## Your objective
Select all lines holding the word "screenshot" from the entries that follow.

## Supplied entries
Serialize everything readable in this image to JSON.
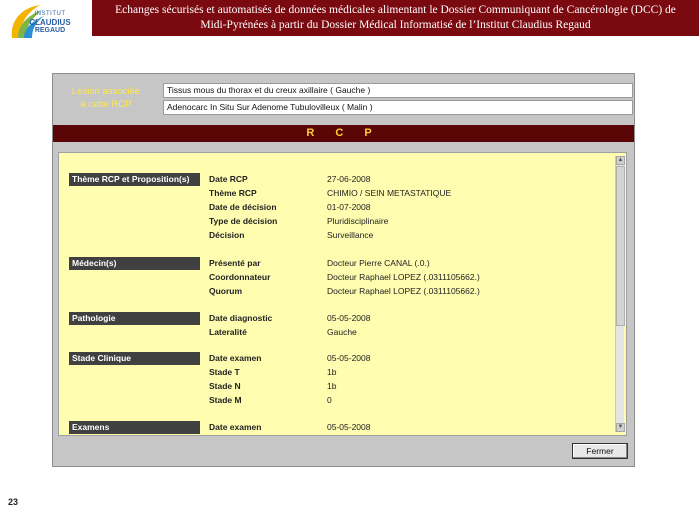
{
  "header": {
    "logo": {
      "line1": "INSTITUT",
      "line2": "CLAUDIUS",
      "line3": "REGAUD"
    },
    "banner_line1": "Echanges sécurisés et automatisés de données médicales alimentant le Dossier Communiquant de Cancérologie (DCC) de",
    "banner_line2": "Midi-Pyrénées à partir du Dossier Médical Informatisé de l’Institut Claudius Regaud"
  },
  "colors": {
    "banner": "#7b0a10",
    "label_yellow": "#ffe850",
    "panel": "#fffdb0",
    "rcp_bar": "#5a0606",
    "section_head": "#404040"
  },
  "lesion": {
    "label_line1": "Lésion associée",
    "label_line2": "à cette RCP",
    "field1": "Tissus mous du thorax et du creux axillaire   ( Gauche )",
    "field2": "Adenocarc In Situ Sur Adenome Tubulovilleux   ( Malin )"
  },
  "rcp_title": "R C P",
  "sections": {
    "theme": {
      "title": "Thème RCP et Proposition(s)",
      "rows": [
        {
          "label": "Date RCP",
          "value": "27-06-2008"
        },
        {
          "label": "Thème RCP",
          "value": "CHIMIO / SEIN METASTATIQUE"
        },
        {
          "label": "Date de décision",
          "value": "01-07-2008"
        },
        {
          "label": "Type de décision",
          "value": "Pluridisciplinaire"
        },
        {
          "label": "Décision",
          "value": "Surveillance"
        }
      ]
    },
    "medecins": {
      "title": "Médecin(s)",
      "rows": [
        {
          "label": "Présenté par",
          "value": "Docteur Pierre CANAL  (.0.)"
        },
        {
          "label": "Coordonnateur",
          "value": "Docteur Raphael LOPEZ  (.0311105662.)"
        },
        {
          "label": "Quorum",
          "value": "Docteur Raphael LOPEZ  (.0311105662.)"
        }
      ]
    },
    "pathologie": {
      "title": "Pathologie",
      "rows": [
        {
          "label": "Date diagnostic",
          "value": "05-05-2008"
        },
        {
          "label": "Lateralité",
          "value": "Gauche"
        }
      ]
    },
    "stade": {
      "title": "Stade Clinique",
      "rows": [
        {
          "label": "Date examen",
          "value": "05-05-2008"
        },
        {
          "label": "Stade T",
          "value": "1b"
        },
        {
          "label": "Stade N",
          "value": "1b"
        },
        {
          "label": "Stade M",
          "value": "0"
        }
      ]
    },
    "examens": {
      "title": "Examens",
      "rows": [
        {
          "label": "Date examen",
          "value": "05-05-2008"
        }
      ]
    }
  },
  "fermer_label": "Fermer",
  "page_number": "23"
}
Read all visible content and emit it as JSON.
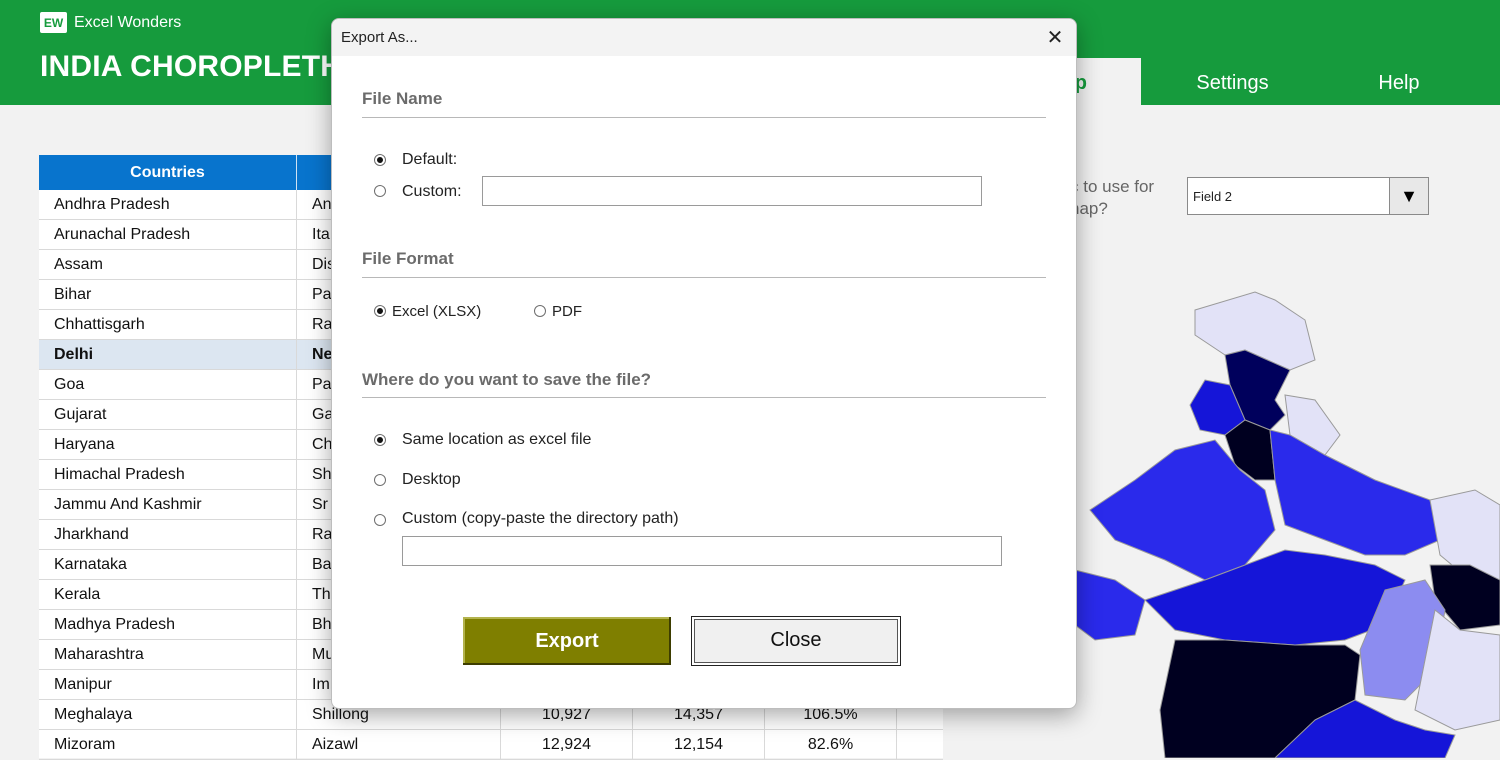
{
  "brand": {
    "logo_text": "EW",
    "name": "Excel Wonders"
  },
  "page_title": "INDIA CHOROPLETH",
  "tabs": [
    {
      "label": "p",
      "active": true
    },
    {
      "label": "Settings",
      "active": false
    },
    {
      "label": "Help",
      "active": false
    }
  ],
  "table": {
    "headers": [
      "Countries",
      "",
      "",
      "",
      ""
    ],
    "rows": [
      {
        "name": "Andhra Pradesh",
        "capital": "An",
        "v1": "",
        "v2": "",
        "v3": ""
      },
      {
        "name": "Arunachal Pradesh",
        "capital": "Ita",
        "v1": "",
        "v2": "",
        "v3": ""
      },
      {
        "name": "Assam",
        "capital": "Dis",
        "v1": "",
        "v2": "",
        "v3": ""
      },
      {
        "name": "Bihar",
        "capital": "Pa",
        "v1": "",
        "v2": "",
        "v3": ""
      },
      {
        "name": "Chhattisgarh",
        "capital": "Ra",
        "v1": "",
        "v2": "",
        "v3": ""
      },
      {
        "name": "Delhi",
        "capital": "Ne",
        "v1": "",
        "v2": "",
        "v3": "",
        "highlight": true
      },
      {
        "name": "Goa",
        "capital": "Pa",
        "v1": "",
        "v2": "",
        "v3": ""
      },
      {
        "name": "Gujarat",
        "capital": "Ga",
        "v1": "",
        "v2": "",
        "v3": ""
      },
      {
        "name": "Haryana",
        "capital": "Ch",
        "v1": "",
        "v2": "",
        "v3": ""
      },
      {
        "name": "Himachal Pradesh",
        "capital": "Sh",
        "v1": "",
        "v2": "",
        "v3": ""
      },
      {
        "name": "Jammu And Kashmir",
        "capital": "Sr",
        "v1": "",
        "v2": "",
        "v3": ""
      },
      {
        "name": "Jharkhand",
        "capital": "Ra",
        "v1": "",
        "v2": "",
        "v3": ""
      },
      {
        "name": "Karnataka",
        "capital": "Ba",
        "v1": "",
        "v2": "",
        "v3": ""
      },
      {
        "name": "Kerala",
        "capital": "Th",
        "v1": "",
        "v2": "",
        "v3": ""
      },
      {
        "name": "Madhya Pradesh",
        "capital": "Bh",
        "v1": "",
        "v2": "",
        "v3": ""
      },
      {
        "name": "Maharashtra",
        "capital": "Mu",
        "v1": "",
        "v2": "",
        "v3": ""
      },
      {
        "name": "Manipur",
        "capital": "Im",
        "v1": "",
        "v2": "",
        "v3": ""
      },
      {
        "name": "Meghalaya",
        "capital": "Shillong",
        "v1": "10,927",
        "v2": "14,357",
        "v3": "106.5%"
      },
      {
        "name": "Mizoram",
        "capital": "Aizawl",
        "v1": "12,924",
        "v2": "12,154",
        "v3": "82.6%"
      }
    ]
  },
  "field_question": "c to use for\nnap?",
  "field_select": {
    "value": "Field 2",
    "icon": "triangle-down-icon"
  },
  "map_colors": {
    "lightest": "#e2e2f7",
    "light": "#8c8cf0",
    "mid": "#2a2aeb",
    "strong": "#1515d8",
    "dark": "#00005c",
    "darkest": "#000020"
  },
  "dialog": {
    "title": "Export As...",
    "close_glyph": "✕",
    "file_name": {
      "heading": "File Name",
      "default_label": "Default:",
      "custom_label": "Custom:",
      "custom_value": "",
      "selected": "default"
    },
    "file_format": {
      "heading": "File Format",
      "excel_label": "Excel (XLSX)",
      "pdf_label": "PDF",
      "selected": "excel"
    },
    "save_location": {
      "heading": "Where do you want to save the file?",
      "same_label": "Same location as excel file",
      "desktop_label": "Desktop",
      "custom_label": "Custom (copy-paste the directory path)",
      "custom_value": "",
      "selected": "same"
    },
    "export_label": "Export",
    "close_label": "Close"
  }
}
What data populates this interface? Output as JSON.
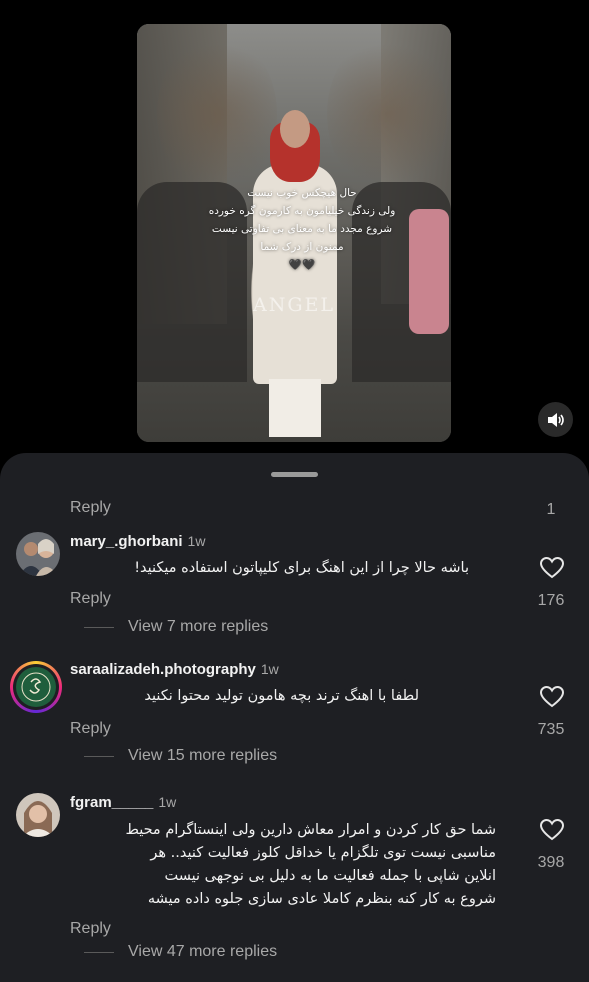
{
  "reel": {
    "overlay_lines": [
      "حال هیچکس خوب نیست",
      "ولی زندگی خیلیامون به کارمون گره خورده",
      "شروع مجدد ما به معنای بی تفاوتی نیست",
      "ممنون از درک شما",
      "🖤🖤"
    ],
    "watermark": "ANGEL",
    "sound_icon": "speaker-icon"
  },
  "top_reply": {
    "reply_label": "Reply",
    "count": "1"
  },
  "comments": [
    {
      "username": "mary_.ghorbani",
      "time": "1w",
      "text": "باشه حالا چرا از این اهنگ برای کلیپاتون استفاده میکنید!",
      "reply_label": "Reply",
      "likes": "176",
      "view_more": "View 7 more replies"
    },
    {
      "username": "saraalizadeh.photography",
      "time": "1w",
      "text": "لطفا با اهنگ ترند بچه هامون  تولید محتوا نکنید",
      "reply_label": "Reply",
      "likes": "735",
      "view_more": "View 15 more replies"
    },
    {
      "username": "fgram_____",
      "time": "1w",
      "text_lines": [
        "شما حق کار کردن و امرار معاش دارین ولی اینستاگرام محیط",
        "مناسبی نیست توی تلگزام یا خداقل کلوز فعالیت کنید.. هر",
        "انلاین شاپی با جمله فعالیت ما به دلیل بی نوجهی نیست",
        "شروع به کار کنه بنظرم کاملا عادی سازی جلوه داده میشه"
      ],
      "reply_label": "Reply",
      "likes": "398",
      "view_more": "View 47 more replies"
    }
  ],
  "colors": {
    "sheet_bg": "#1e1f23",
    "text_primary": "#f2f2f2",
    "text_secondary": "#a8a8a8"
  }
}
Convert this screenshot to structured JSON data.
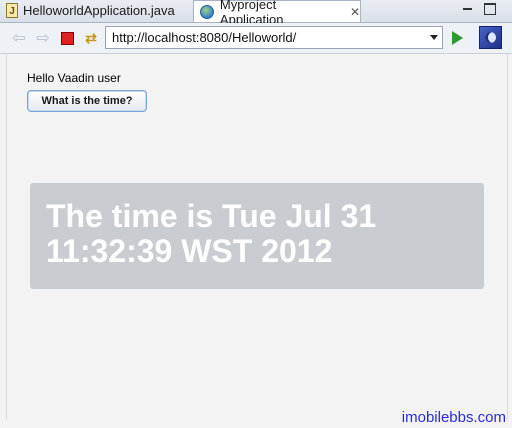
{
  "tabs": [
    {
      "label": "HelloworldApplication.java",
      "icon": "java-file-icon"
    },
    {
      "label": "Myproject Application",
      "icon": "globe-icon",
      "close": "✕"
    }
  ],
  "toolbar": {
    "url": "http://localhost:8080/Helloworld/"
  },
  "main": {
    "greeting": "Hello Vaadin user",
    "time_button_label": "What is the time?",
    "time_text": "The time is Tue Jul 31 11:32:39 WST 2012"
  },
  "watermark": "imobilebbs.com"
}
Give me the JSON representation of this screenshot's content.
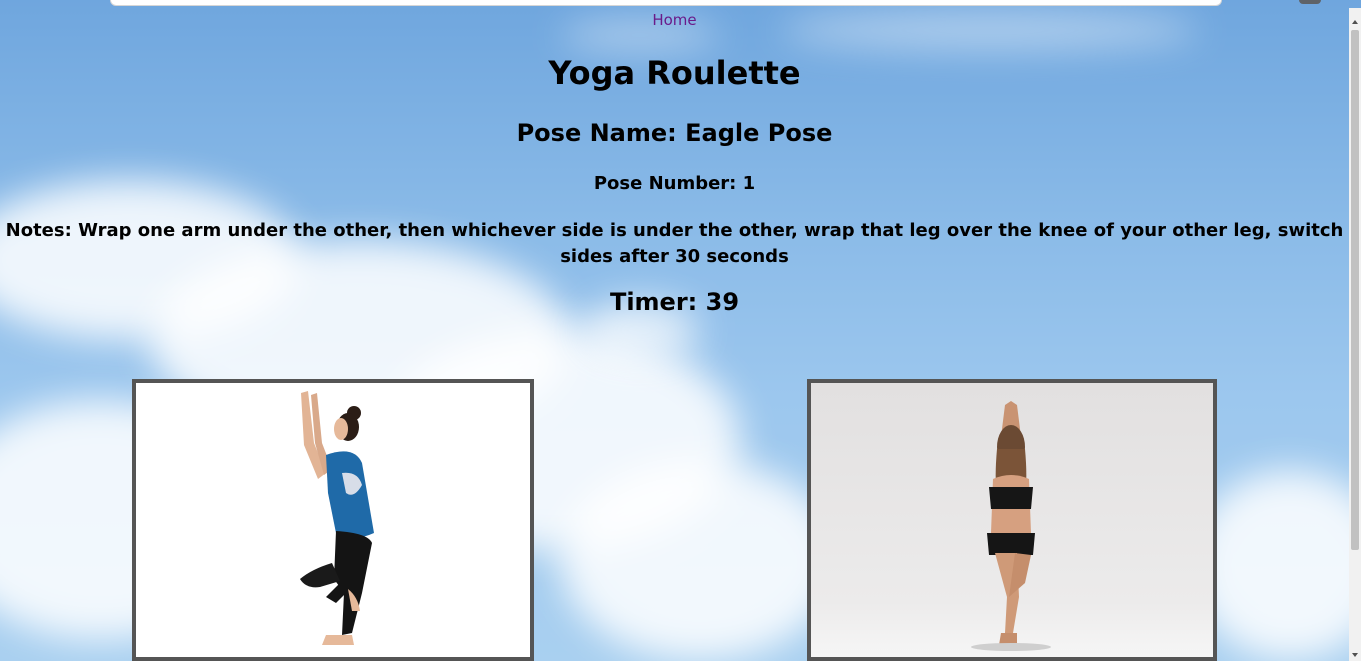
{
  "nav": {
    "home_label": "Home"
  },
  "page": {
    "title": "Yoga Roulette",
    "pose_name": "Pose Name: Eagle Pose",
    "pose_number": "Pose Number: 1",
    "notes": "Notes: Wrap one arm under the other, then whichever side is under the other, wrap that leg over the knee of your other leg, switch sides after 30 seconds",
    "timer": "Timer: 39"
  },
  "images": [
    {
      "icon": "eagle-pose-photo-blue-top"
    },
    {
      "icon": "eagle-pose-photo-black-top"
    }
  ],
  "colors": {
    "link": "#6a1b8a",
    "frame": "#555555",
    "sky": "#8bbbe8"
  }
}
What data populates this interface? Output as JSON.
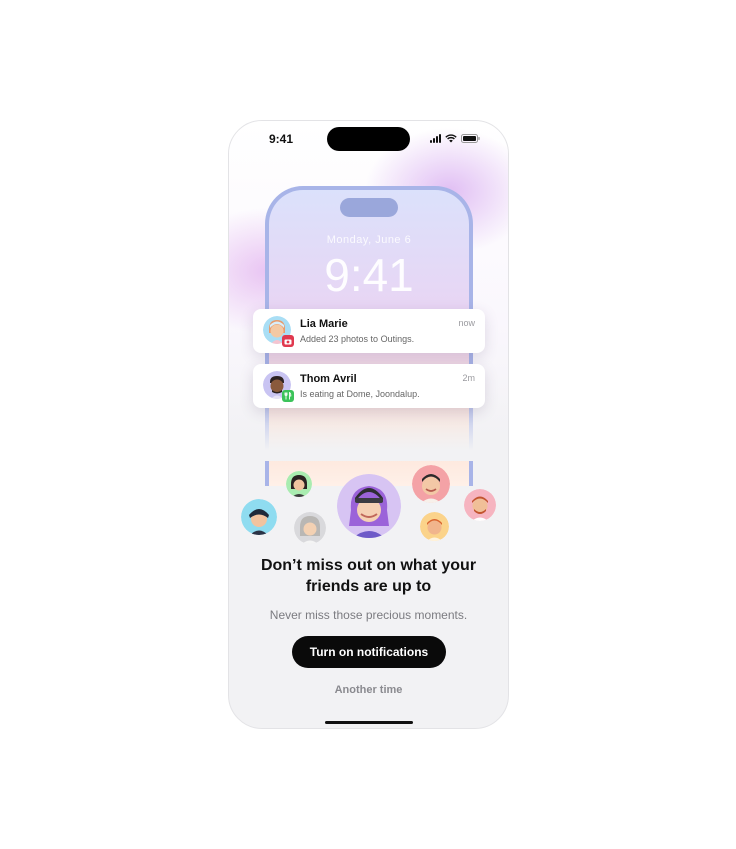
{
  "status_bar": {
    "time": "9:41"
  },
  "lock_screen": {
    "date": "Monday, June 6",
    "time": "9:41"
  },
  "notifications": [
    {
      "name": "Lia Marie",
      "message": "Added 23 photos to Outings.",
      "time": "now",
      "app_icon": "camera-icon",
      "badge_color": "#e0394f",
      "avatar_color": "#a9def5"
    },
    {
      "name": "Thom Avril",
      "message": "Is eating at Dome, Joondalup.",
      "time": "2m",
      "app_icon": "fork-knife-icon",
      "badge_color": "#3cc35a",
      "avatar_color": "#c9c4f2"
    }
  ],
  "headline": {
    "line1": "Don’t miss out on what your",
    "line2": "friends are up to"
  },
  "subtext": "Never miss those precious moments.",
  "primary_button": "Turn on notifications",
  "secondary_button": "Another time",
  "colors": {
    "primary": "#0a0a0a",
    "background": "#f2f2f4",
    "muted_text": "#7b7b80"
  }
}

## Result for this exercise
Convert this screenshot to structured JSON data.
Give me the JSON representation of this screenshot's content.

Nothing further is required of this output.